>> start SUPPLIED DATA

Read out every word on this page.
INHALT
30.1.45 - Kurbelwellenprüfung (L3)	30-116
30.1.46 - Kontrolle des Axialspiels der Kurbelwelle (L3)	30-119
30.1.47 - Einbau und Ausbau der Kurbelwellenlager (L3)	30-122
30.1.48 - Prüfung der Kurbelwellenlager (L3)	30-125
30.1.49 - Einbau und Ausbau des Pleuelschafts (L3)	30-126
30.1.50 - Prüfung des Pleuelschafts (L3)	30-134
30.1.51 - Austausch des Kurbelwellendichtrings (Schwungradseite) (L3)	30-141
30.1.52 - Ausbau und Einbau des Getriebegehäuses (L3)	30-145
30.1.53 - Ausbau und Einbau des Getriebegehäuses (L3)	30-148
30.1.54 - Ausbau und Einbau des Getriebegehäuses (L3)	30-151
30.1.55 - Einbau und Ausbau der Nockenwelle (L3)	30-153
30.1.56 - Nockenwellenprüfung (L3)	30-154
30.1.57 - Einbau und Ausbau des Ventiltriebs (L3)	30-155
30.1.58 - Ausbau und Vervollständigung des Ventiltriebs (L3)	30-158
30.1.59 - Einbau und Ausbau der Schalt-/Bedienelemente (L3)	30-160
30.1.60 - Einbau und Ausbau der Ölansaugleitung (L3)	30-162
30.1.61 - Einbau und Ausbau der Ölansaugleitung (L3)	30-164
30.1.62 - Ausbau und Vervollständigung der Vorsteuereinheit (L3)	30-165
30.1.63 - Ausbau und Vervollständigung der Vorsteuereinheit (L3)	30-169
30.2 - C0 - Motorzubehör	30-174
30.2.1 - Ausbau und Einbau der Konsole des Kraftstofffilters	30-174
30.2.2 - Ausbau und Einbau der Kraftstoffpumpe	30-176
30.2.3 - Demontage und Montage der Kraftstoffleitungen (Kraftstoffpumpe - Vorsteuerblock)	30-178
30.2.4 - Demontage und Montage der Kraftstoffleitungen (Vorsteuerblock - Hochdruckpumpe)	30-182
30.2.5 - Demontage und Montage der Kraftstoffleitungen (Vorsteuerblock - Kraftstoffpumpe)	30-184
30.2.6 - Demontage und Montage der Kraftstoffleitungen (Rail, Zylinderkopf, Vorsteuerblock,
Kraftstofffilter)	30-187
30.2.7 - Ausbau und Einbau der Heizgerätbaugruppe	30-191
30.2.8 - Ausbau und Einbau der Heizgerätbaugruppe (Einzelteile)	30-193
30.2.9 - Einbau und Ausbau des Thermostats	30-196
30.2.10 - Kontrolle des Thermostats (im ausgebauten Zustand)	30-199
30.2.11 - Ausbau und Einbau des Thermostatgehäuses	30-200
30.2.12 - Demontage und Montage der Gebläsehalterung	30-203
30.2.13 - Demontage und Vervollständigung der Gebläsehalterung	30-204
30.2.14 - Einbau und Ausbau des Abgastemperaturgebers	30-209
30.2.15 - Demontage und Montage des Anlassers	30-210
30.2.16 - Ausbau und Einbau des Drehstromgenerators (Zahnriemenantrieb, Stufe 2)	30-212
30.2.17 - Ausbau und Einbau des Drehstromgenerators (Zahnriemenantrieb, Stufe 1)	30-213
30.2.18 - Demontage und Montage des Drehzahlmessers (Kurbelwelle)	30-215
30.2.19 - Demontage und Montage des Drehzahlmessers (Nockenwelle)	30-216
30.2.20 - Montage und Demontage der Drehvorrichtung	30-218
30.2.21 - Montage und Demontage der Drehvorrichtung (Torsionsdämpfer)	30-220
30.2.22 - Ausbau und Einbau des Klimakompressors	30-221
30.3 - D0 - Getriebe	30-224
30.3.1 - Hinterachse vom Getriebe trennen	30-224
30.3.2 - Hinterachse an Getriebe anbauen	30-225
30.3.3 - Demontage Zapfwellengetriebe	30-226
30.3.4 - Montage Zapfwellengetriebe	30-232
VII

>> end SUPPLIED DATA

» REQUIREMENTS
Search the lines above for the string "Kurbelwellenlager", then show every one that has it.

» OUTPUT OF THE TASK
30.1.47 - Einbau und Ausbau der Kurbelwellenlager (L3)	30-122
30.1.48 - Prüfung der Kurbelwellenlager (L3)	30-125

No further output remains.